● **TASK PROMPT**:
Gather, from the listing beneath this task, every line holding the string "Outdoor".

[Stored data entries]
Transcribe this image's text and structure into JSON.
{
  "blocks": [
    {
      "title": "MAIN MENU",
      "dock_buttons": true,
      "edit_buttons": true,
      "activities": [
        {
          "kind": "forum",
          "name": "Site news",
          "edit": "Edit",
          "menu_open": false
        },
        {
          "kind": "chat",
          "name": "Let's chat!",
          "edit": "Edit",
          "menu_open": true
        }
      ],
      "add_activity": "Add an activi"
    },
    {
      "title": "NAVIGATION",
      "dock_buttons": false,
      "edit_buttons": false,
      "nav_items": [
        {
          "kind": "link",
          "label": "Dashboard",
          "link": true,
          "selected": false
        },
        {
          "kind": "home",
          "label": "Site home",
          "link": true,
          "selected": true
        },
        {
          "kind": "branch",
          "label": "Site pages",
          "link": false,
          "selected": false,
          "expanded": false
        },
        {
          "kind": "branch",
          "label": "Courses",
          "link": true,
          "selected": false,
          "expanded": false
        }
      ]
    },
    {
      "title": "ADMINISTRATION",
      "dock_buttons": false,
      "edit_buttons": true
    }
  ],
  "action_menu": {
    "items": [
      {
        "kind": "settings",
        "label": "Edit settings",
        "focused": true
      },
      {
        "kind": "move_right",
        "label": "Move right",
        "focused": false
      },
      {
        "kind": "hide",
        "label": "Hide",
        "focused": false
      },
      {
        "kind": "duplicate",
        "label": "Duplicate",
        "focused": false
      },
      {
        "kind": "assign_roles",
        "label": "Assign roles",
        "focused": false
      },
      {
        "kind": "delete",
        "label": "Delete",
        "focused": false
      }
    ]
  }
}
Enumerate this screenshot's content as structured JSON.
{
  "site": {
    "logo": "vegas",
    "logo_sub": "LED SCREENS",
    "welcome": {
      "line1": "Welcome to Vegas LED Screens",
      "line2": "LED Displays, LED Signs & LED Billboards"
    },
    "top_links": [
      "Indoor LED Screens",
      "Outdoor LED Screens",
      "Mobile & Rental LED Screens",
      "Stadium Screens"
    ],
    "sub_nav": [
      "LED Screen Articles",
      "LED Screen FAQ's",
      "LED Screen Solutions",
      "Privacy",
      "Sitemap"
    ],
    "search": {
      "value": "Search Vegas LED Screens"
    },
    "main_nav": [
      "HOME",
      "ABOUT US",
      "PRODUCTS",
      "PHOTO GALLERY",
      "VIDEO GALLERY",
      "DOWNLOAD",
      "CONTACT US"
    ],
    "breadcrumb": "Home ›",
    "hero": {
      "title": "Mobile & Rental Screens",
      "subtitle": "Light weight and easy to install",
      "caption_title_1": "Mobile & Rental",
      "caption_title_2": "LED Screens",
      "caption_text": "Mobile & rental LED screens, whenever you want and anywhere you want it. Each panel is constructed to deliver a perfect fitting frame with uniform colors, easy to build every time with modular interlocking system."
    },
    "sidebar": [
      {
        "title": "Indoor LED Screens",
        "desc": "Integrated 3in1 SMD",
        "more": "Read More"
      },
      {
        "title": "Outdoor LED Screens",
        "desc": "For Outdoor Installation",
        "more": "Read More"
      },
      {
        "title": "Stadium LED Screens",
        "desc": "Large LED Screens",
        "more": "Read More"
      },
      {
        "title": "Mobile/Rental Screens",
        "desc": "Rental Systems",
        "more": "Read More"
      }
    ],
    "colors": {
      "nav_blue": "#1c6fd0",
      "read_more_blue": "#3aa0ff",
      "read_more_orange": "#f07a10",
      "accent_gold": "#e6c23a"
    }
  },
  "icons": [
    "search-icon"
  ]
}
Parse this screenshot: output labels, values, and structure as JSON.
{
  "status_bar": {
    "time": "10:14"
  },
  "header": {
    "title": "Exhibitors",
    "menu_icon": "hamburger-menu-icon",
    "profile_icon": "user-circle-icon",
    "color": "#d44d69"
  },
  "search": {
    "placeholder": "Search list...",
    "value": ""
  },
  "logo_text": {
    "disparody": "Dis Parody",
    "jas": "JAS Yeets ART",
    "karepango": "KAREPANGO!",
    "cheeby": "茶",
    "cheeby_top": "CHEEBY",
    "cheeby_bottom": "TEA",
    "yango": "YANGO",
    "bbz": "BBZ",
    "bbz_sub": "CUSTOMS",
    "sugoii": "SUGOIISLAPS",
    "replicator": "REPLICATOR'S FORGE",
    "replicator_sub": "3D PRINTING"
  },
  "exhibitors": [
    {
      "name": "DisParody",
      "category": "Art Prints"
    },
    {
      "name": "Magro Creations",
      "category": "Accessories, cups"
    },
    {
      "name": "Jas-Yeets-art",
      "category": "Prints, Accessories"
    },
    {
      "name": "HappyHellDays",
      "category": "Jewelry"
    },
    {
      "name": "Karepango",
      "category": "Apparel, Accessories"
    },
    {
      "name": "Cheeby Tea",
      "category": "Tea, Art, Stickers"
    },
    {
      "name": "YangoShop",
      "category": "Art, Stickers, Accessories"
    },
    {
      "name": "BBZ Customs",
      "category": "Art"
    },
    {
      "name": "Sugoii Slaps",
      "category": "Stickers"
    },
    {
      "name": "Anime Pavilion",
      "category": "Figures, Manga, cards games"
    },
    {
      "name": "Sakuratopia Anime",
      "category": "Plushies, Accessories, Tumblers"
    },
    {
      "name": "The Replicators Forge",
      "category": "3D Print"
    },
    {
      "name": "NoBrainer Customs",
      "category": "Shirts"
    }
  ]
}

● **THE ANSWER**:
      "Outdoor LED Screens",
        "title": "Outdoor LED Screens",
        "desc": "For Outdoor Installation",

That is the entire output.